What the exercise asks - Copy out the records precisely, omitting pictures.
#### Exercise material ####
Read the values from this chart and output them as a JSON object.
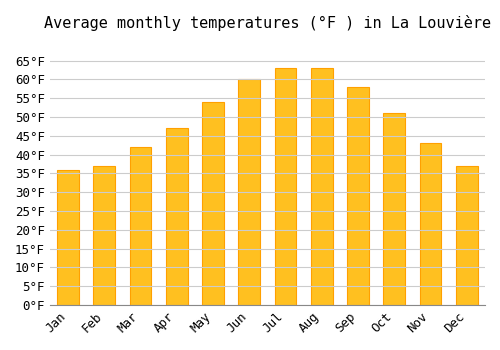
{
  "title": "Average monthly temperatures (°F ) in La Louvière",
  "months": [
    "Jan",
    "Feb",
    "Mar",
    "Apr",
    "May",
    "Jun",
    "Jul",
    "Aug",
    "Sep",
    "Oct",
    "Nov",
    "Dec"
  ],
  "values": [
    36,
    37,
    42,
    47,
    54,
    60,
    63,
    63,
    58,
    51,
    43,
    37
  ],
  "bar_color": "#FFC020",
  "bar_edge_color": "#FFA000",
  "background_color": "#FFFFFF",
  "grid_color": "#CCCCCC",
  "ylim": [
    0,
    70
  ],
  "yticks": [
    0,
    5,
    10,
    15,
    20,
    25,
    30,
    35,
    40,
    45,
    50,
    55,
    60,
    65
  ],
  "ylabel_suffix": "°F",
  "title_fontsize": 11,
  "tick_fontsize": 9,
  "font_family": "monospace"
}
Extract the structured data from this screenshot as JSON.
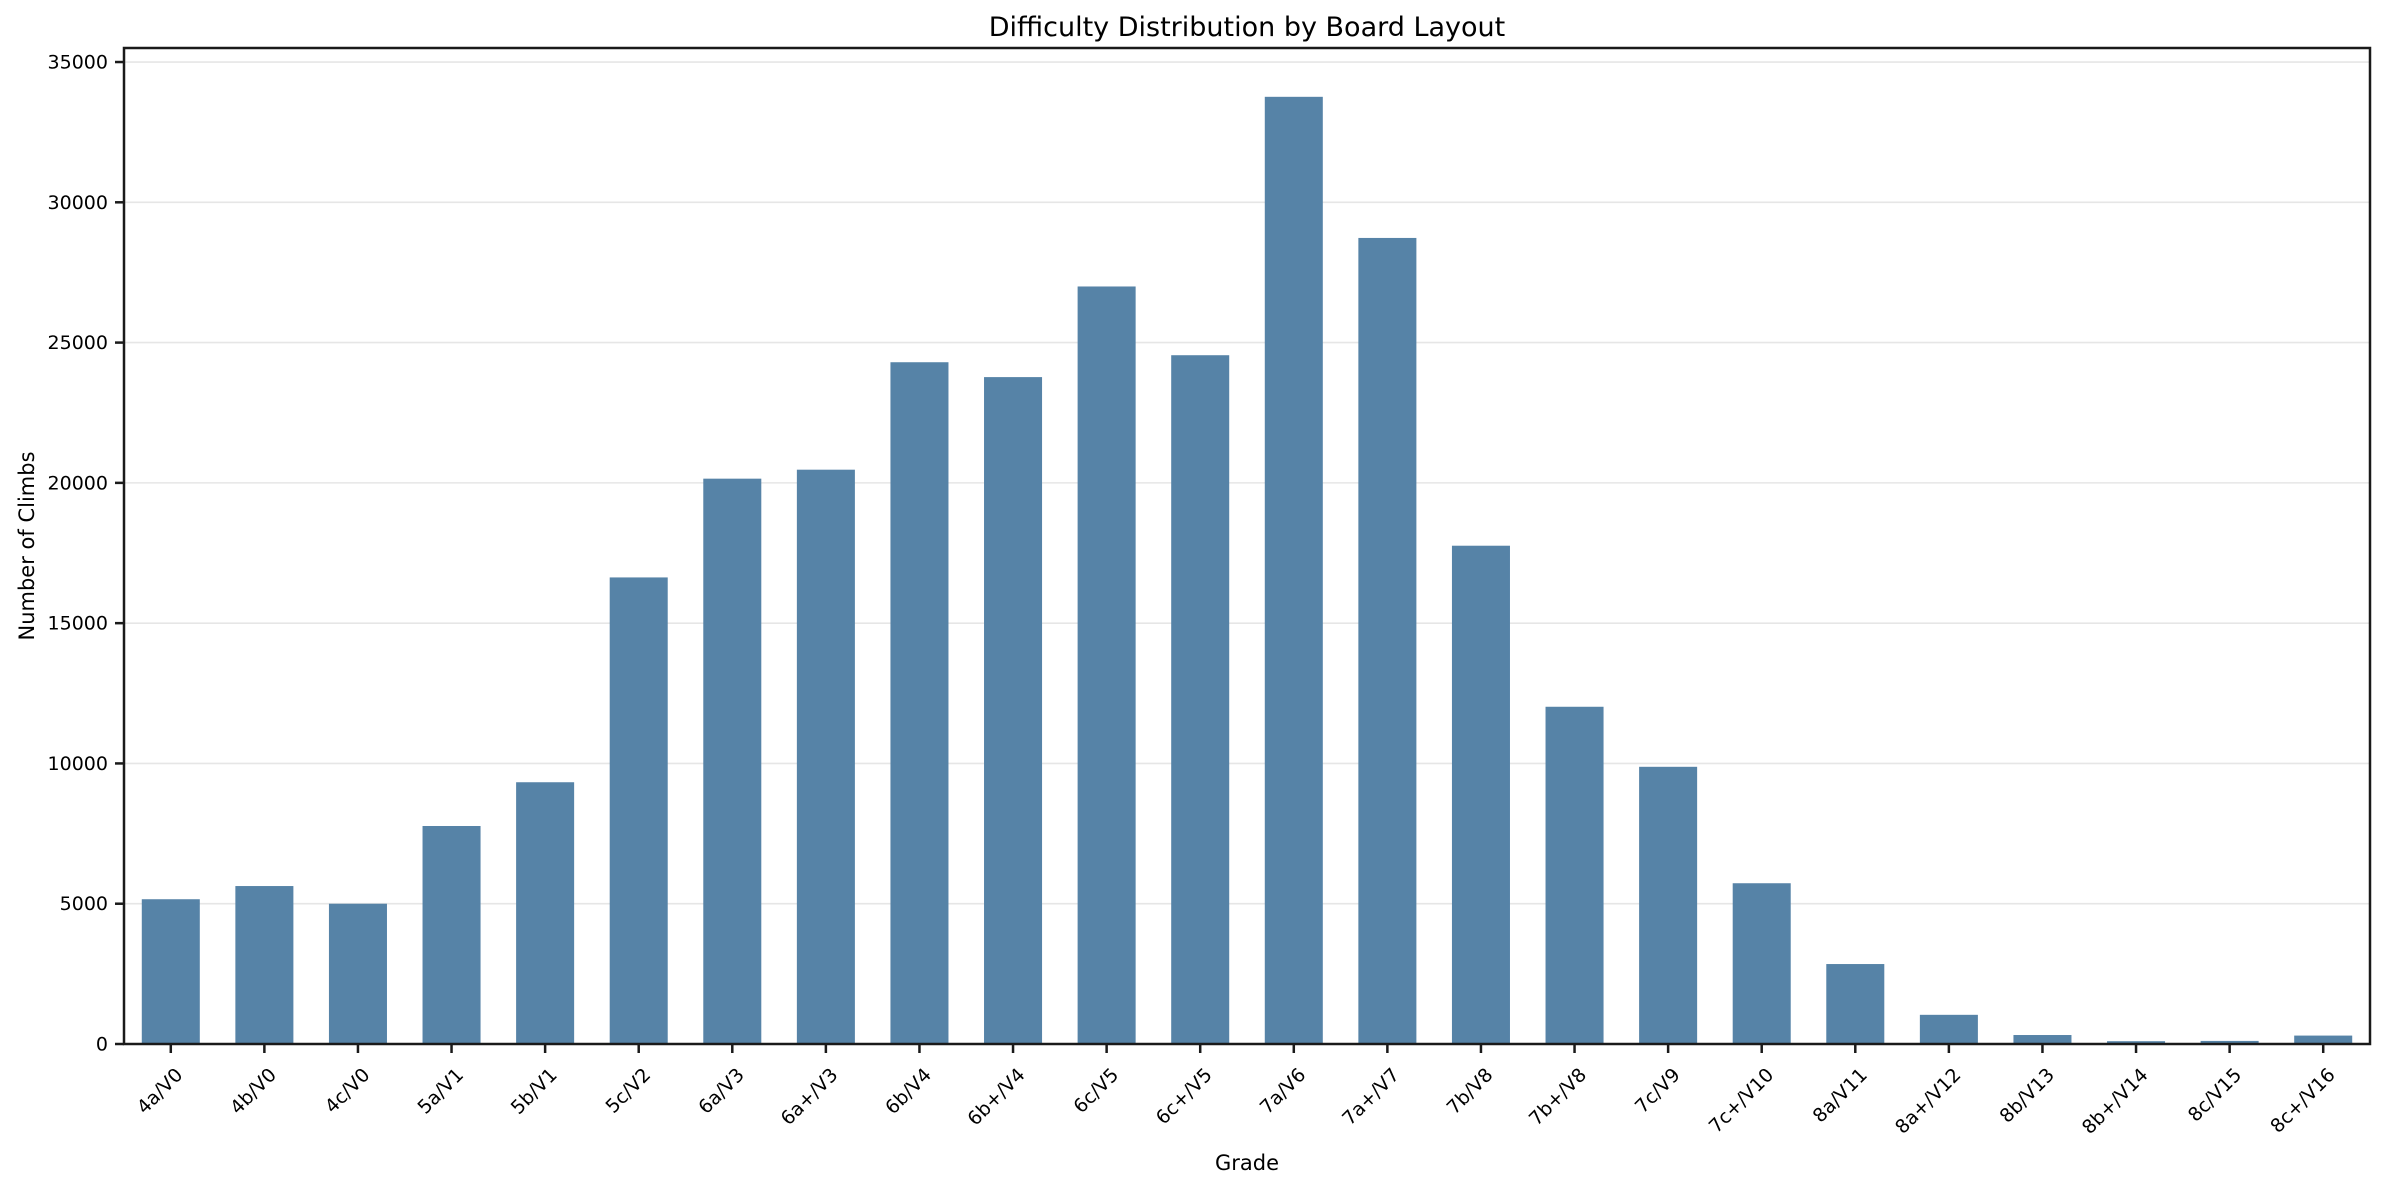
{
  "chart_data": {
    "type": "bar",
    "title": "Difficulty Distribution by Board Layout",
    "xlabel": "Grade",
    "ylabel": "Number of Climbs",
    "categories": [
      "4a/V0",
      "4b/V0",
      "4c/V0",
      "5a/V1",
      "5b/V1",
      "5c/V2",
      "6a/V3",
      "6a+/V3",
      "6b/V4",
      "6b+/V4",
      "6c/V5",
      "6c+/V5",
      "7a/V6",
      "7a+/V7",
      "7b/V8",
      "7b+/V8",
      "7c/V9",
      "7c+/V10",
      "8a/V11",
      "8a+/V12",
      "8b/V13",
      "8b+/V14",
      "8c/V15",
      "8c+/V16"
    ],
    "values": [
      5160,
      5630,
      5000,
      7770,
      9330,
      16630,
      20150,
      20470,
      24300,
      23770,
      27000,
      24550,
      33760,
      28730,
      17760,
      12020,
      9880,
      5730,
      2850,
      1040,
      320,
      100,
      110,
      300
    ],
    "ylim": [
      0,
      35500
    ],
    "yticks": [
      0,
      5000,
      10000,
      15000,
      20000,
      25000,
      30000,
      35000
    ],
    "x_tick_rotation_deg": 45,
    "grid": "horizontal",
    "legend": "none",
    "bar_color": "#5683a7",
    "grid_color": "#e6e6e6",
    "spine_color": "#1a1a1a",
    "text_color": "#000000",
    "background_color": "#ffffff"
  }
}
####
Written solution -
Read the values from this chart and output them as a JSON object.
{
  "title": "Average monthly temperatures (°F ) in La Louvière",
  "months": [
    "Jan",
    "Feb",
    "Mar",
    "Apr",
    "May",
    "Jun",
    "Jul",
    "Aug",
    "Sep",
    "Oct",
    "Nov",
    "Dec"
  ],
  "values": [
    36,
    37,
    42,
    47,
    54,
    60,
    63,
    63,
    58,
    51,
    43,
    37
  ],
  "bar_color": "#FFC020",
  "bar_edge_color": "#FFA000",
  "background_color": "#FFFFFF",
  "grid_color": "#CCCCCC",
  "ylim": [
    0,
    70
  ],
  "yticks": [
    0,
    5,
    10,
    15,
    20,
    25,
    30,
    35,
    40,
    45,
    50,
    55,
    60,
    65
  ],
  "ylabel_suffix": "°F",
  "title_fontsize": 11,
  "tick_fontsize": 9,
  "font_family": "monospace"
}
Extract the structured data from this screenshot as JSON.
{
  "chart_data": {
    "type": "bar",
    "title": "Difficulty Distribution by Board Layout",
    "xlabel": "Grade",
    "ylabel": "Number of Climbs",
    "categories": [
      "4a/V0",
      "4b/V0",
      "4c/V0",
      "5a/V1",
      "5b/V1",
      "5c/V2",
      "6a/V3",
      "6a+/V3",
      "6b/V4",
      "6b+/V4",
      "6c/V5",
      "6c+/V5",
      "7a/V6",
      "7a+/V7",
      "7b/V8",
      "7b+/V8",
      "7c/V9",
      "7c+/V10",
      "8a/V11",
      "8a+/V12",
      "8b/V13",
      "8b+/V14",
      "8c/V15",
      "8c+/V16"
    ],
    "values": [
      5160,
      5630,
      5000,
      7770,
      9330,
      16630,
      20150,
      20470,
      24300,
      23770,
      27000,
      24550,
      33760,
      28730,
      17760,
      12020,
      9880,
      5730,
      2850,
      1040,
      320,
      100,
      110,
      300
    ],
    "ylim": [
      0,
      35500
    ],
    "yticks": [
      0,
      5000,
      10000,
      15000,
      20000,
      25000,
      30000,
      35000
    ],
    "x_tick_rotation_deg": 45,
    "grid": "horizontal",
    "legend": "none",
    "bar_color": "#5683a7",
    "grid_color": "#e6e6e6",
    "spine_color": "#1a1a1a",
    "text_color": "#000000",
    "background_color": "#ffffff"
  }
}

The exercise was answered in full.